» WORK TO BE COMPLETED: Please output every line of the material as it stands, without the pictures.
>> BEGIN SUPPLIED MATERIAL
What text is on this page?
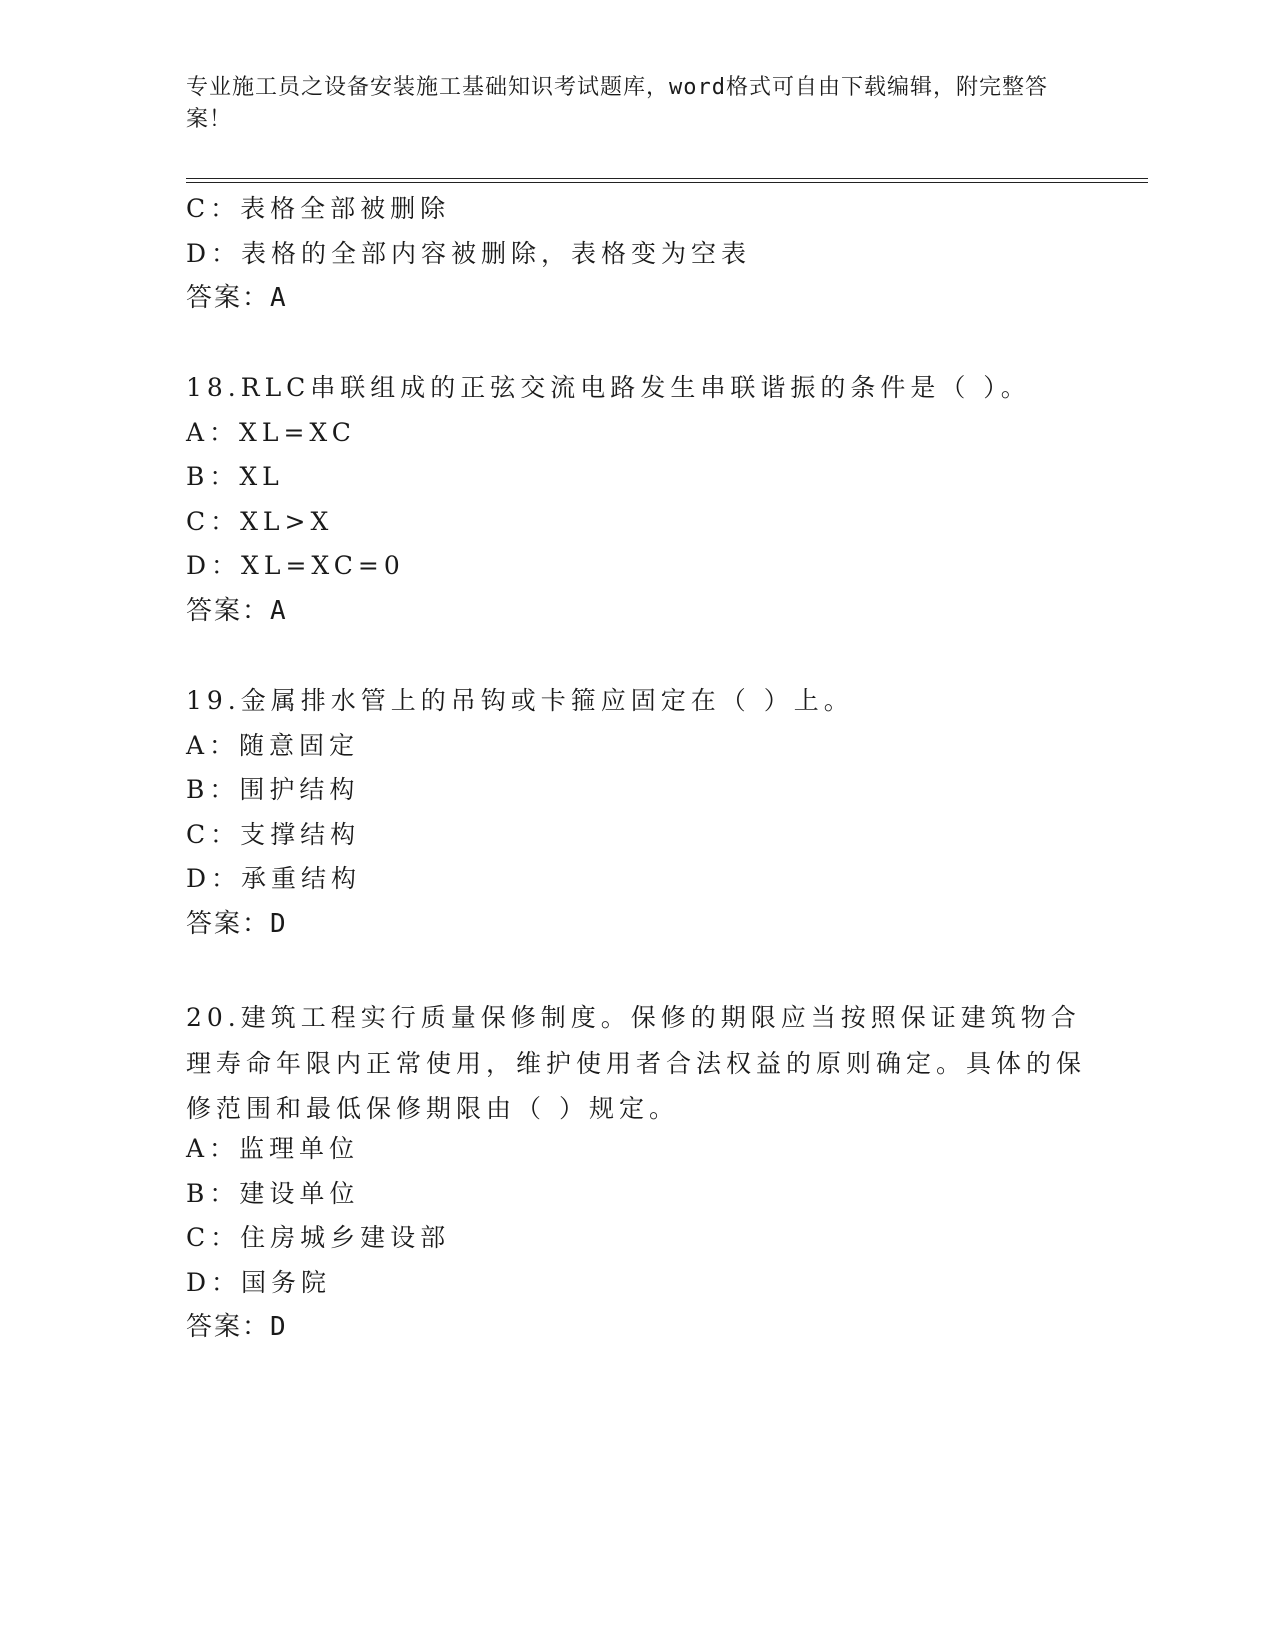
专业施工员之设备安装施工基础知识考试题库，word格式可自由下载编辑，附完整答案！
C：表格全部被删除
D：表格的全部内容被删除，表格变为空表
答案：A
18.RLC串联组成的正弦交流电路发生串联谐振的条件是（ ）。
A：XL=XC
B：XL
C：XL>X
D：XL=XC=0
答案：A
19.金属排水管上的吊钩或卡箍应固定在（ ）上。
A：随意固定
B：围护结构
C：支撑结构
D：承重结构
答案：D
20.建筑工程实行质量保修制度。保修的期限应当按照保证建筑物合理寿命年限内正常使用，维护使用者合法权益的原则确定。具体的保修范围和最低保修期限由（ ）规定。
A：监理单位
B：建设单位
C：住房城乡建设部
D：国务院
答案：D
>> END SUPPLIED MATERIAL
» IN RESPONSE:
What text is on this page?
专业施工员之设备安装施工基础知识考试题库，word格式可自由下载编辑，附完整答案！
C：表格全部被删除
D：表格的全部内容被删除，表格变为空表
答案：A
18.RLC串联组成的正弦交流电路发生串联谐振的条件是（ ）。
A：XL=XC
B：XL
C：XL>X
D：XL=XC=0
答案：A
19.金属排水管上的吊钩或卡箍应固定在（ ）上。
A：随意固定
B：围护结构
C：支撑结构
D：承重结构
答案：D
20.建筑工程实行质量保修制度。保修的期限应当按照保证建筑物合理寿命年限内正常使用，维护使用者合法权益的原则确定。具体的保修范围和最低保修期限由（ ）规定。
A：监理单位
B：建设单位
C：住房城乡建设部
D：国务院
答案：D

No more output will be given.